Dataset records
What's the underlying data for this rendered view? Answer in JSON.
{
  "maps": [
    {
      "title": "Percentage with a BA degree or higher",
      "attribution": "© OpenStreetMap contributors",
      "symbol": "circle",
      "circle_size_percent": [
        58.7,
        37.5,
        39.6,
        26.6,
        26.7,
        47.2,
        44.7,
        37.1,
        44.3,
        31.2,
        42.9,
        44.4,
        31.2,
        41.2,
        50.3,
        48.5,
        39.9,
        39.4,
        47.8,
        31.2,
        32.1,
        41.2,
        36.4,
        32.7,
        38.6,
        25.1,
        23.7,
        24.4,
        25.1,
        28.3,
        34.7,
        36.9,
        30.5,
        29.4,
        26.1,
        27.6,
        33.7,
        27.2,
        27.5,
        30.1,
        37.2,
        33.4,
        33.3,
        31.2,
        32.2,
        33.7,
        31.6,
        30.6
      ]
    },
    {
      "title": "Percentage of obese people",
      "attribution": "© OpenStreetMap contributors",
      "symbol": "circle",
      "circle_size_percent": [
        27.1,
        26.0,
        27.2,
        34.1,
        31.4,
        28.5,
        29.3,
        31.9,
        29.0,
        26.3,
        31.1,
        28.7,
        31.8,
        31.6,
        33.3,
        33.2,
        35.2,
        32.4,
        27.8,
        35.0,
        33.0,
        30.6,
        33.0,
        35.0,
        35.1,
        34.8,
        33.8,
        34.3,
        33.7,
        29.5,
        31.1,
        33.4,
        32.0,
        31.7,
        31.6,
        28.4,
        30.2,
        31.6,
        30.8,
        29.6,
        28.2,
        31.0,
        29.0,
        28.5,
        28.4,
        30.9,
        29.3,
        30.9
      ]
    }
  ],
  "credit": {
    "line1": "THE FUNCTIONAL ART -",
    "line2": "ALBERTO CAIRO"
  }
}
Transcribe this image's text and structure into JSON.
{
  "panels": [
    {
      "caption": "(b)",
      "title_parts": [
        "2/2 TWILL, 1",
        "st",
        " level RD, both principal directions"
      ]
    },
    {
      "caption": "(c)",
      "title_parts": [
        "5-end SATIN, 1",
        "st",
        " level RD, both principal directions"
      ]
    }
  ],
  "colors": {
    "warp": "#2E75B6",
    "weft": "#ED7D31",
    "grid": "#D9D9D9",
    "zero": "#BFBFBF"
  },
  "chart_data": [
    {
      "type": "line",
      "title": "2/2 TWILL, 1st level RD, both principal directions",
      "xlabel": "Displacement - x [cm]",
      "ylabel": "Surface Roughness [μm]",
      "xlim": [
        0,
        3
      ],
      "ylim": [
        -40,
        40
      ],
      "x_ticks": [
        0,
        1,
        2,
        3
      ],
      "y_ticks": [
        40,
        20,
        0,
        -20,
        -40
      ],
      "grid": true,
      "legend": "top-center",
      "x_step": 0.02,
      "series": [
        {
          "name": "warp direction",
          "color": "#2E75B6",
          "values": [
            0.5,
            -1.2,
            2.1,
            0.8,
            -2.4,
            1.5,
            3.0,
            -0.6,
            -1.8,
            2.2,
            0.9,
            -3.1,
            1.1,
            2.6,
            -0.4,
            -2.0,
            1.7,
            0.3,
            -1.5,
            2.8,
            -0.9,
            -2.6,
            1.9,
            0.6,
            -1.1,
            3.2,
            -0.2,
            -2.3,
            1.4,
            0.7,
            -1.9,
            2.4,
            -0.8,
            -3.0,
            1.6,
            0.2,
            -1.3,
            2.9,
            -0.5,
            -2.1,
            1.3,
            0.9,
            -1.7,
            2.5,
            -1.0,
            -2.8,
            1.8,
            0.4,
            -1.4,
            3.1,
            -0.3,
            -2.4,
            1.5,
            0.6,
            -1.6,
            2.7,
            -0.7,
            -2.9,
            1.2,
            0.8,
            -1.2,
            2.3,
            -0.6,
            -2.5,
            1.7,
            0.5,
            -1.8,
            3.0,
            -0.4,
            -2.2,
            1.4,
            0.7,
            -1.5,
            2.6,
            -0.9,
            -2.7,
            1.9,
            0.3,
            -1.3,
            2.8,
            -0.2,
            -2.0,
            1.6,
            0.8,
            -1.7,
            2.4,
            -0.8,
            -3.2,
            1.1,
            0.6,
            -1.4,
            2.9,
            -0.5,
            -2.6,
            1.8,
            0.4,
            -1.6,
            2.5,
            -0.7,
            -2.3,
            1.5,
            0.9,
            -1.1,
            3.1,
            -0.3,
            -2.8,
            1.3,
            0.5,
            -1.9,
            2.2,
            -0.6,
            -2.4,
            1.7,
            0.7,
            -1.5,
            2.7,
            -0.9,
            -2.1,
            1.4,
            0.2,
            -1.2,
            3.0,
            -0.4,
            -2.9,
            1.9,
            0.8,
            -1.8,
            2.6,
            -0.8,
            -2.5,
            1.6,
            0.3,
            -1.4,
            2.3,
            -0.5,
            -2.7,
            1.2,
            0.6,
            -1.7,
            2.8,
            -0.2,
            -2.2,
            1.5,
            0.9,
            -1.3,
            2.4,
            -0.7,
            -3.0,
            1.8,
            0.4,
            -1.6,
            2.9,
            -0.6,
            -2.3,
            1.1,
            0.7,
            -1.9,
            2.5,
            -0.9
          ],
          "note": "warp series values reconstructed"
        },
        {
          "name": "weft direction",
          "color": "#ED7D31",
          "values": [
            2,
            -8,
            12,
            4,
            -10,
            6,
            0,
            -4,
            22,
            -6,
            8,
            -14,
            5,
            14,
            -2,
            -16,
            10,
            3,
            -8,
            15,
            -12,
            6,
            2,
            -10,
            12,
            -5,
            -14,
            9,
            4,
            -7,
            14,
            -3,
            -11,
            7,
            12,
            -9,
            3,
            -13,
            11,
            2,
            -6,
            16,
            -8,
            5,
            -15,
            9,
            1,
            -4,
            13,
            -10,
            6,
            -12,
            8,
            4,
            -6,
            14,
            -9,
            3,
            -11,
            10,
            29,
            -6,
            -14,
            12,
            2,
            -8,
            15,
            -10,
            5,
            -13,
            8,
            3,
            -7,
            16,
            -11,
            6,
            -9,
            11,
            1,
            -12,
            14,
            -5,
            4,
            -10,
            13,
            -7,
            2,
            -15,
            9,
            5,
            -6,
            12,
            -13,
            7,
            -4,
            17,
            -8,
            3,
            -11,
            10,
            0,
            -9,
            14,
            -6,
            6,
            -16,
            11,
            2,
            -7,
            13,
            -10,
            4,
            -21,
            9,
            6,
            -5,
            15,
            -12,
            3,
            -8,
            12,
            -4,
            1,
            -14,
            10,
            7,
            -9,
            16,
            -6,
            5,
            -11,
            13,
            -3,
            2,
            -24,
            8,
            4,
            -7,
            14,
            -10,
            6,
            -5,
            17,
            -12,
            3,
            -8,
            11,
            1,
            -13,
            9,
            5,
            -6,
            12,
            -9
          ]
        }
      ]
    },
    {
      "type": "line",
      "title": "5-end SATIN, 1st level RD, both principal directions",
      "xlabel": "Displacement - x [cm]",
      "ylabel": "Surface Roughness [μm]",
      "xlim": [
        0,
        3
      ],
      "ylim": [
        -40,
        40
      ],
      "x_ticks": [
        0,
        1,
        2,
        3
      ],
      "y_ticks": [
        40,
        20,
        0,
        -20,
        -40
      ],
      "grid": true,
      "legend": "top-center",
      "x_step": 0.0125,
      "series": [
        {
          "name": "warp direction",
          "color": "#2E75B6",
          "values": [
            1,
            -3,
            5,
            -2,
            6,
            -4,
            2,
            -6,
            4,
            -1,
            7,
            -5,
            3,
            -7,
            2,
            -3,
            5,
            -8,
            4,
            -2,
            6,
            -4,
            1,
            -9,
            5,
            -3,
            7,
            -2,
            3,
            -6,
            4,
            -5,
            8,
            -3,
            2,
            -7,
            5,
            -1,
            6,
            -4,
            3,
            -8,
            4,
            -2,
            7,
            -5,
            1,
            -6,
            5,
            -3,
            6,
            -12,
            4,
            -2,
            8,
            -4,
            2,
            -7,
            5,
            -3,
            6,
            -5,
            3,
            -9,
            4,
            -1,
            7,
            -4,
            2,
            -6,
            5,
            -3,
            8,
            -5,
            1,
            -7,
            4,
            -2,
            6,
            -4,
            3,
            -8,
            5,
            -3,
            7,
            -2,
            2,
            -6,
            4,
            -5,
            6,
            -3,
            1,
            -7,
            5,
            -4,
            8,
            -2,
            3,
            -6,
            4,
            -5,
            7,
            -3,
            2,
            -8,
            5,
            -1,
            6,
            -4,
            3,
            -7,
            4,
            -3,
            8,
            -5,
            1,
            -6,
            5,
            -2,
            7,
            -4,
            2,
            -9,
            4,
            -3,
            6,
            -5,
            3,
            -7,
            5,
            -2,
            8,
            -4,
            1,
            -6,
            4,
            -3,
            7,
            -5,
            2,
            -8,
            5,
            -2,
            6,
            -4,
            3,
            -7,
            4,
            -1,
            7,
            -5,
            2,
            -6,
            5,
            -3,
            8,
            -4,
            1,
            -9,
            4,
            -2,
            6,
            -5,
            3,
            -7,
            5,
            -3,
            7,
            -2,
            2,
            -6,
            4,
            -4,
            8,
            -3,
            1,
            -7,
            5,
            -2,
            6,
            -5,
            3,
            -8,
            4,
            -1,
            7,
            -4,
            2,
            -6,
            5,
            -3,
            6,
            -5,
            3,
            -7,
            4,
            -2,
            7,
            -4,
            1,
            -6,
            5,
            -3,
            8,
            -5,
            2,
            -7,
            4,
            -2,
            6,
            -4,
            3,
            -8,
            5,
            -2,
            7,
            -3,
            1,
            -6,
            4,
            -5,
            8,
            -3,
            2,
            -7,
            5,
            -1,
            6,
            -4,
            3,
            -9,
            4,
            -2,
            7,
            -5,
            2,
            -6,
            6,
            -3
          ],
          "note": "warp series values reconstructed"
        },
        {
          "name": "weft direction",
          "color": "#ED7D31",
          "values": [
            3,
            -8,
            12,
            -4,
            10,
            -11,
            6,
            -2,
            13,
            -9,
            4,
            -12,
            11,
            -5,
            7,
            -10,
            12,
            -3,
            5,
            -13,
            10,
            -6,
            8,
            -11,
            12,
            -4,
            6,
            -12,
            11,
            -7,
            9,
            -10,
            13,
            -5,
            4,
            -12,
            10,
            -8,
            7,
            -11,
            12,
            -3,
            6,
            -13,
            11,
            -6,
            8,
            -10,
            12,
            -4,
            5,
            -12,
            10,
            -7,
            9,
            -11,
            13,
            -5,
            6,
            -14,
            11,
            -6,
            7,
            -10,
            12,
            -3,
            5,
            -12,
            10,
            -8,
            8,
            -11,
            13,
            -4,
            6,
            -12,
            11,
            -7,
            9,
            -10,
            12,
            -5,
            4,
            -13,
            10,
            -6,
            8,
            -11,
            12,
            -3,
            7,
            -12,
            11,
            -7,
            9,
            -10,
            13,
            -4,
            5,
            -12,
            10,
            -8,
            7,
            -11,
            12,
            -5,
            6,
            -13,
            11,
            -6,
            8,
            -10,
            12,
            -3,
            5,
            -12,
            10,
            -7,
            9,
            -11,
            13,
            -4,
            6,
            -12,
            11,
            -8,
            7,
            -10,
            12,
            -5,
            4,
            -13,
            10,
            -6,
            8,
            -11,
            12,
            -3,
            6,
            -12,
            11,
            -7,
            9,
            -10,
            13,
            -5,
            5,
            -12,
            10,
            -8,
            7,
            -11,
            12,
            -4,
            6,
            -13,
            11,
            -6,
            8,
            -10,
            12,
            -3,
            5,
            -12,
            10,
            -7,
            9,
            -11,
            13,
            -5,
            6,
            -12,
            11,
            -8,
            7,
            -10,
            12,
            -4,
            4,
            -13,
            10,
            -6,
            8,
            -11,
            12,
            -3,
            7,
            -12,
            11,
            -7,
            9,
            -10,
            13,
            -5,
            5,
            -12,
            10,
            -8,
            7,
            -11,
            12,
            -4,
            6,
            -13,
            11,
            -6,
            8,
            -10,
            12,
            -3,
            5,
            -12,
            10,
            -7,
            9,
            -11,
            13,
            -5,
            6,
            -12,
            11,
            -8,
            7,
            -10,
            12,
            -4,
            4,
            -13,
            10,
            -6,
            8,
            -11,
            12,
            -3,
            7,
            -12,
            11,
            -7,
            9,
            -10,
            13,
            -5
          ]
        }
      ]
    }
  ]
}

Instructions for the task >> Each line that has the word "Percentage" should be copied.

Exercise result >>
      "title": "Percentage with a BA degree or higher",
      "title": "Percentage of obese people",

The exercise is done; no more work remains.